__Information shown__:
◆ ◆ ◆ ◆ ◆ ◆ ◆
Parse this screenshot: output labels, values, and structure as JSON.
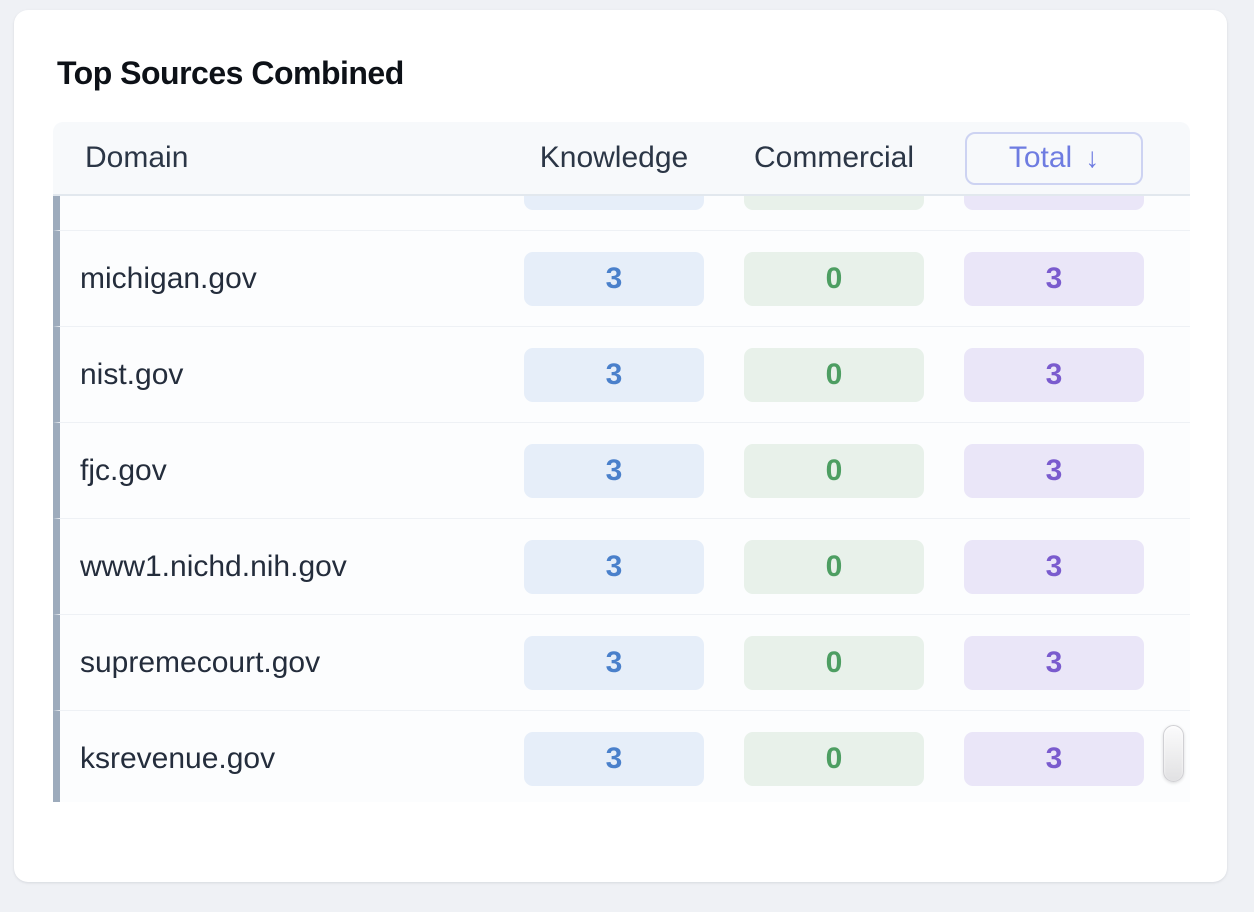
{
  "card": {
    "title": "Top Sources Combined"
  },
  "table": {
    "header": {
      "domain": "Domain",
      "knowledge": "Knowledge",
      "commercial": "Commercial",
      "total": "Total",
      "sort_arrow": "↓"
    },
    "rows": [
      {
        "partial": true,
        "domain": "",
        "knowledge": "",
        "commercial": "",
        "total": ""
      },
      {
        "partial": false,
        "domain": "michigan.gov",
        "knowledge": "3",
        "commercial": "0",
        "total": "3"
      },
      {
        "partial": false,
        "domain": "nist.gov",
        "knowledge": "3",
        "commercial": "0",
        "total": "3"
      },
      {
        "partial": false,
        "domain": "fjc.gov",
        "knowledge": "3",
        "commercial": "0",
        "total": "3"
      },
      {
        "partial": false,
        "domain": "www1.nichd.nih.gov",
        "knowledge": "3",
        "commercial": "0",
        "total": "3"
      },
      {
        "partial": false,
        "domain": "supremecourt.gov",
        "knowledge": "3",
        "commercial": "0",
        "total": "3"
      },
      {
        "partial": false,
        "domain": "ksrevenue.gov",
        "knowledge": "3",
        "commercial": "0",
        "total": "3"
      }
    ],
    "colors": {
      "knowledge_bg": "#e6eef9",
      "knowledge_text": "#4a80cb",
      "commercial_bg": "#e8f1ea",
      "commercial_text": "#4d9e62",
      "total_bg": "#eae6f8",
      "total_text": "#7a5bce",
      "row_accent_bar": "#9dabbc",
      "sort_button_text": "#6e7ce1",
      "sort_button_border": "#cdd3f2"
    }
  }
}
◆ ◆ ◆ ◆ ◆ ◆ ◆
__Written request__: Copy every line of the data exactly as written, excluding the pictures.

__Solution to this task__:
Parse this screenshot: output labels, values, and structure as JSON.
{
  "card": {
    "title": "Top Sources Combined"
  },
  "table": {
    "header": {
      "domain": "Domain",
      "knowledge": "Knowledge",
      "commercial": "Commercial",
      "total": "Total",
      "sort_arrow": "↓"
    },
    "rows": [
      {
        "partial": true,
        "domain": "",
        "knowledge": "",
        "commercial": "",
        "total": ""
      },
      {
        "partial": false,
        "domain": "michigan.gov",
        "knowledge": "3",
        "commercial": "0",
        "total": "3"
      },
      {
        "partial": false,
        "domain": "nist.gov",
        "knowledge": "3",
        "commercial": "0",
        "total": "3"
      },
      {
        "partial": false,
        "domain": "fjc.gov",
        "knowledge": "3",
        "commercial": "0",
        "total": "3"
      },
      {
        "partial": false,
        "domain": "www1.nichd.nih.gov",
        "knowledge": "3",
        "commercial": "0",
        "total": "3"
      },
      {
        "partial": false,
        "domain": "supremecourt.gov",
        "knowledge": "3",
        "commercial": "0",
        "total": "3"
      },
      {
        "partial": false,
        "domain": "ksrevenue.gov",
        "knowledge": "3",
        "commercial": "0",
        "total": "3"
      }
    ],
    "colors": {
      "knowledge_bg": "#e6eef9",
      "knowledge_text": "#4a80cb",
      "commercial_bg": "#e8f1ea",
      "commercial_text": "#4d9e62",
      "total_bg": "#eae6f8",
      "total_text": "#7a5bce",
      "row_accent_bar": "#9dabbc",
      "sort_button_text": "#6e7ce1",
      "sort_button_border": "#cdd3f2"
    }
  }
}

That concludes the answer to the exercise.